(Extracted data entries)
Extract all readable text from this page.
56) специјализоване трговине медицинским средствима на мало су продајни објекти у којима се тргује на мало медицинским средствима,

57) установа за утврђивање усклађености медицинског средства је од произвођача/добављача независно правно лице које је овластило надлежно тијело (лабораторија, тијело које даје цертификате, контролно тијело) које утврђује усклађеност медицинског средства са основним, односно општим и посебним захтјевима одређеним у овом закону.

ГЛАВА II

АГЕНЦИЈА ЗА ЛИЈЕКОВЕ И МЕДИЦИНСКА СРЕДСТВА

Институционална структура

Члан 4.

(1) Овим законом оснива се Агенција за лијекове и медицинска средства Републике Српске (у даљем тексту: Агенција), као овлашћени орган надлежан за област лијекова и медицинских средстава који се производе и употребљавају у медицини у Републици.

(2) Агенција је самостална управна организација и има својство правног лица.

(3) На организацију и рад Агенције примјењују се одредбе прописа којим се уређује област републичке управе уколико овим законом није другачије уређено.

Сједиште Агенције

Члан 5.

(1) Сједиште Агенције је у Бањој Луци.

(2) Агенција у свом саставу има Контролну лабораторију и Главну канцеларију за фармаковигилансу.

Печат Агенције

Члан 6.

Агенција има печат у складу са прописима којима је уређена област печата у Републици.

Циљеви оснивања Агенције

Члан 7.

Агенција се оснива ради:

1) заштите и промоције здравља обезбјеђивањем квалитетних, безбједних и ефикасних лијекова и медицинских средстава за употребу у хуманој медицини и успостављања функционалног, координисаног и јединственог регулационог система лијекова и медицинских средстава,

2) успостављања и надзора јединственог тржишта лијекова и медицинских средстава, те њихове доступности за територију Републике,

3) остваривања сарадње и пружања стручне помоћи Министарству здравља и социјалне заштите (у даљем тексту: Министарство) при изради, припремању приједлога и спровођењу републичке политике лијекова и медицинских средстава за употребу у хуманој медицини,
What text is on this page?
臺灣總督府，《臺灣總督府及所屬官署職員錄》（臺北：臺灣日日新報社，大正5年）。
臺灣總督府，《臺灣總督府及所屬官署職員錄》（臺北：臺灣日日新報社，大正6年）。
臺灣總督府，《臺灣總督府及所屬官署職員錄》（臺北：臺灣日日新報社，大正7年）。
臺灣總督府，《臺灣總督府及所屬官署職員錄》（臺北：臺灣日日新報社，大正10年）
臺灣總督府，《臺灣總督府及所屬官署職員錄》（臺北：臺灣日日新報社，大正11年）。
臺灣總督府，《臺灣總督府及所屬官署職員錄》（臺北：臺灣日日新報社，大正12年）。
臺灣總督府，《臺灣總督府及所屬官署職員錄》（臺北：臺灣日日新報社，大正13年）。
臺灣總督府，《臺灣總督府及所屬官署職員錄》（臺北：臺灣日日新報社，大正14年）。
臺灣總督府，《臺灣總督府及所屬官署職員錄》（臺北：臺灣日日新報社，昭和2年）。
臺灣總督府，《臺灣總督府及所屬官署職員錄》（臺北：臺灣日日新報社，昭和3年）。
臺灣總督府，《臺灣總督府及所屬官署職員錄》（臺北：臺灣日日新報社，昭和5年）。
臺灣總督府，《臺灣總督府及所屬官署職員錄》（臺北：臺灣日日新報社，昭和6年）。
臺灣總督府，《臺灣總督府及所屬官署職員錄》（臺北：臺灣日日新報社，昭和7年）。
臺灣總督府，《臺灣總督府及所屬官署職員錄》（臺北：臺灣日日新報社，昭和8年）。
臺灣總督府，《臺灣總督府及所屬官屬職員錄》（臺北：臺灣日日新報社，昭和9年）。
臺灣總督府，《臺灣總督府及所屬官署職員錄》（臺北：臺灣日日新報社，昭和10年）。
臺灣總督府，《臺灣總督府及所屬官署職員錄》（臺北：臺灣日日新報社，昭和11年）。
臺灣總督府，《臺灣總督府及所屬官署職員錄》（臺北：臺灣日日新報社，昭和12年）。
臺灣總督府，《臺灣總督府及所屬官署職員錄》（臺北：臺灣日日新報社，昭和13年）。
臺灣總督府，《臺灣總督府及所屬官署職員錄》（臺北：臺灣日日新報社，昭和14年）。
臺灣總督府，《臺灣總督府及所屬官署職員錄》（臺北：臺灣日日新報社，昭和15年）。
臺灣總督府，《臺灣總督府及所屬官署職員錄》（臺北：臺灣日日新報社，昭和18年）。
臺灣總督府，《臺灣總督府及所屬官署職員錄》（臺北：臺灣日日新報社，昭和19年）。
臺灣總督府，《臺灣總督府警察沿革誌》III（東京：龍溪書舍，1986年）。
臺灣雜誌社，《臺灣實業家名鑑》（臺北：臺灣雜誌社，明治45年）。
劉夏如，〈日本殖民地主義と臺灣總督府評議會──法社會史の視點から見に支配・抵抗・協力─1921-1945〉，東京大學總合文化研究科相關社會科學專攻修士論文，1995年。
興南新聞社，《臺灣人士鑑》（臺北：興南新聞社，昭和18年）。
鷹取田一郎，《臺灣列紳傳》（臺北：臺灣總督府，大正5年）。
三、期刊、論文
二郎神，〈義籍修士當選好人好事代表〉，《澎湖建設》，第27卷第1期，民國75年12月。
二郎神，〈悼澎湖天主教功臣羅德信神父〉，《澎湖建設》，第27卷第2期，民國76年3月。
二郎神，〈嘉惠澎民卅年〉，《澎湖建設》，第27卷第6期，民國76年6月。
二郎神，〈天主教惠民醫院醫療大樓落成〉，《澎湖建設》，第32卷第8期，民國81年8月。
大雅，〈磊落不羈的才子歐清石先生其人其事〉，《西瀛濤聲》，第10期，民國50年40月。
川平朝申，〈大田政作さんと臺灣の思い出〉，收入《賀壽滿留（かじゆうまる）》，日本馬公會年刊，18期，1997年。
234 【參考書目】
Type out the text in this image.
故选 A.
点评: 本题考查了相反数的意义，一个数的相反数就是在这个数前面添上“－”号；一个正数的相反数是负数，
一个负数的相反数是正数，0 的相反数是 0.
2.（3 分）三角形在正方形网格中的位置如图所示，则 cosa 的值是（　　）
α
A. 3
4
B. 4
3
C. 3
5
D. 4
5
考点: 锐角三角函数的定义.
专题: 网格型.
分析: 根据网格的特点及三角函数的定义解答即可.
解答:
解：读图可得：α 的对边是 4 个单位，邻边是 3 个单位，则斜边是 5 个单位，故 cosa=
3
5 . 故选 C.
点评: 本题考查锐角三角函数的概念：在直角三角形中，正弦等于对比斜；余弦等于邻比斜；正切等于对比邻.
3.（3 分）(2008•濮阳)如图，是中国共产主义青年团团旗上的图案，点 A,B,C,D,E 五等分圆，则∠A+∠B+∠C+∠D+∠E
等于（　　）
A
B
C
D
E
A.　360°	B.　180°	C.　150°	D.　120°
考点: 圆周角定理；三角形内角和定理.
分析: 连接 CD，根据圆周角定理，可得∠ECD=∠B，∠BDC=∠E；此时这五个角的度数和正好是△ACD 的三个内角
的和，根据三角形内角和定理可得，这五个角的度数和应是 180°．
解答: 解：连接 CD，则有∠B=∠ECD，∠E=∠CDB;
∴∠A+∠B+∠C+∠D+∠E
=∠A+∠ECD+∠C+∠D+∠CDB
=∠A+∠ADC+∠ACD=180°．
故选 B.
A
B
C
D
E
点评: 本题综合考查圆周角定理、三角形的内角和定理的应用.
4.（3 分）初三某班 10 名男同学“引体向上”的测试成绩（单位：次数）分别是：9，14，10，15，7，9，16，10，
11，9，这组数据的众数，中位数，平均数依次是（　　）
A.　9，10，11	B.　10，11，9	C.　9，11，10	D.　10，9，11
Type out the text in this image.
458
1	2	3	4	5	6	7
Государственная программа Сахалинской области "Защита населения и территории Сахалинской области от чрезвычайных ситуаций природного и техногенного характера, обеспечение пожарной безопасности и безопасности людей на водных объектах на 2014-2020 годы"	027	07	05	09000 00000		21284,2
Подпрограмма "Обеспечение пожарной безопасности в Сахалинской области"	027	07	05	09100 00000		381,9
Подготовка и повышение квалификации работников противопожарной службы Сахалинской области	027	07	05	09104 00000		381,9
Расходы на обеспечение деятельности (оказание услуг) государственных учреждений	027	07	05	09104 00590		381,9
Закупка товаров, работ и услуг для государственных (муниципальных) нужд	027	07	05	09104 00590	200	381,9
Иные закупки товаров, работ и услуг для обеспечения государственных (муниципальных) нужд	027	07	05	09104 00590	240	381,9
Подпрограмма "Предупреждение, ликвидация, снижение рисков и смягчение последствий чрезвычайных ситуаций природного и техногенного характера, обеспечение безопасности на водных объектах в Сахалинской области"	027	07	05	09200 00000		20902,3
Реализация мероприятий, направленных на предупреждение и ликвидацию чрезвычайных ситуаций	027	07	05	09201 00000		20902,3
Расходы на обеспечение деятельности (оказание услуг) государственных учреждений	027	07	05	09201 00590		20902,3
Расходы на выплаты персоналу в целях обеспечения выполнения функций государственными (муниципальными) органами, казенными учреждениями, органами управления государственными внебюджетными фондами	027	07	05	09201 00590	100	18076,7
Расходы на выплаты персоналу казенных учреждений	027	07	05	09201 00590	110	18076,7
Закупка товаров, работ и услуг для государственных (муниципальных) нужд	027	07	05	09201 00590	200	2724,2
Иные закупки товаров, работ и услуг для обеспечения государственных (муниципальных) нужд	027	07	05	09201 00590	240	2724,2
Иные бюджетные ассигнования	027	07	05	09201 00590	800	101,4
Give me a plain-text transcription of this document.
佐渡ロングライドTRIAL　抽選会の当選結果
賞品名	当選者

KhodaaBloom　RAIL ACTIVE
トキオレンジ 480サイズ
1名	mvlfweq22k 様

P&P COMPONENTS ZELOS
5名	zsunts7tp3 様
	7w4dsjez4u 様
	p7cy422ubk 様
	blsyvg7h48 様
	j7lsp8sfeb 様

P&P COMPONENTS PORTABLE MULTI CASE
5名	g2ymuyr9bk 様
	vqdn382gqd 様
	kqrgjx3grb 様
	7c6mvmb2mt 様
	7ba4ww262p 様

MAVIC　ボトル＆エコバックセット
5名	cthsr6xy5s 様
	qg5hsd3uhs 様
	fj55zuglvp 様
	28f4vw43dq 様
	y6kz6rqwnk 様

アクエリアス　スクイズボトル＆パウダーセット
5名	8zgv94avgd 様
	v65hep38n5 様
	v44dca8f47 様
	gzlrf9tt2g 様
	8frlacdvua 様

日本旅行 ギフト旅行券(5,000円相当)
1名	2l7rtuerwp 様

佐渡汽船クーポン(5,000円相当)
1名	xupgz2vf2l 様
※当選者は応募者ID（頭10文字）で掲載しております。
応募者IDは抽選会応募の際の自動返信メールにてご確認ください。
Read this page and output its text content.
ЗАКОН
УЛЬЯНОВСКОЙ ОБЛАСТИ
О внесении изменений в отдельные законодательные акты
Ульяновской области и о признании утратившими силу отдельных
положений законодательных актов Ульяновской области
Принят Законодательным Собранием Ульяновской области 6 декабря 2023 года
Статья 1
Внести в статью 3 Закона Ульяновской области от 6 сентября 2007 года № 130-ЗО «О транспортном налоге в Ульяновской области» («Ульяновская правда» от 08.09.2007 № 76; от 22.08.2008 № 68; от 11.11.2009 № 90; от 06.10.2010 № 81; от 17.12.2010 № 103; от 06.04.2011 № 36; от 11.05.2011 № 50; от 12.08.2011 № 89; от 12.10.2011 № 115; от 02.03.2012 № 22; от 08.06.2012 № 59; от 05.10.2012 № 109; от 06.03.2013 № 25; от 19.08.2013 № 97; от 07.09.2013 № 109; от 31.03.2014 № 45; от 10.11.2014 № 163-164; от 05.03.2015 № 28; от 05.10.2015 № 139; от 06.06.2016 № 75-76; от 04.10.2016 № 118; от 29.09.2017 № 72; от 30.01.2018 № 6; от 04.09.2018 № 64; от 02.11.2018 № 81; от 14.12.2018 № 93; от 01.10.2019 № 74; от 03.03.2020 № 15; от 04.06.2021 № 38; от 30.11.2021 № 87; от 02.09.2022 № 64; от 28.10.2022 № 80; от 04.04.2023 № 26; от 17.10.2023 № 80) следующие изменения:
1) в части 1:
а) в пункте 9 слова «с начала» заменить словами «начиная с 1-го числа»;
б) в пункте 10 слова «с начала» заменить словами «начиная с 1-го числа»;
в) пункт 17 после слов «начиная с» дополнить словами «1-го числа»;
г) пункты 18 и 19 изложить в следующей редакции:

=== Work required ===
Within the listing above, find every line containing the string "услуг" and return it.

=== Output of the exercise ===
Расходы на обеспечение деятельности (оказание услуг) государственных учреждений	027	07	05	09104 00590		381,9
Закупка товаров, работ и услуг для государственных (муниципальных) нужд	027	07	05	09104 00590	200	381,9
Иные закупки товаров, работ и услуг для обеспечения государственных (муниципальных) нужд	027	07	05	09104 00590	240	381,9
Расходы на обеспечение деятельности (оказание услуг) государственных учреждений	027	07	05	09201 00590		20902,3
Закупка товаров, работ и услуг для государственных (муниципальных) нужд	027	07	05	09201 00590	200	2724,2
Иные закупки товаров, работ и услуг для обеспечения государственных (муниципальных) нужд	027	07	05	09201 00590	240	2724,2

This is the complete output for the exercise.